>> begin

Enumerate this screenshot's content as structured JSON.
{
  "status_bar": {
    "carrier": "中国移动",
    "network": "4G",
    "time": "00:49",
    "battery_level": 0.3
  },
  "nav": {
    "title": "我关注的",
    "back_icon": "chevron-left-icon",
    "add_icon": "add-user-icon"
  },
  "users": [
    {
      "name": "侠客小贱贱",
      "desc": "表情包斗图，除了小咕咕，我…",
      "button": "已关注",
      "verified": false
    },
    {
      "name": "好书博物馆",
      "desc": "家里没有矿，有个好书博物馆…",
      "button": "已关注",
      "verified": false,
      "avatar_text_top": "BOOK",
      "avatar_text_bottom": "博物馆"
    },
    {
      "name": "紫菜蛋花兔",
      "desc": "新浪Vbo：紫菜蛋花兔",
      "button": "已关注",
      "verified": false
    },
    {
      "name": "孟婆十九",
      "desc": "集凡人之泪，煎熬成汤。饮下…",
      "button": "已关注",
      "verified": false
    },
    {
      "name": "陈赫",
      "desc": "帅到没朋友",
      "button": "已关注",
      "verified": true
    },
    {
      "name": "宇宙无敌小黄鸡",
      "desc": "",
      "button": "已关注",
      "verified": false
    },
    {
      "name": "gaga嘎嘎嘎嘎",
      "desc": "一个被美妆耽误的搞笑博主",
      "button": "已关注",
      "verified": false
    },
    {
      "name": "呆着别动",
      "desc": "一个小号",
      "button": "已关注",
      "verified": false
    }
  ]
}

>> end

STATED GOAL:
Collect each line containing the string "name".

RESULT OF THE EXERCISE:
      "name": "侠客小贱贱",
      "name": "好书博物馆",
      "name": "紫菜蛋花兔",
      "name": "孟婆十九",
      "name": "陈赫",
      "name": "宇宙无敌小黄鸡",
      "name": "gaga嘎嘎嘎嘎",
      "name": "呆着别动",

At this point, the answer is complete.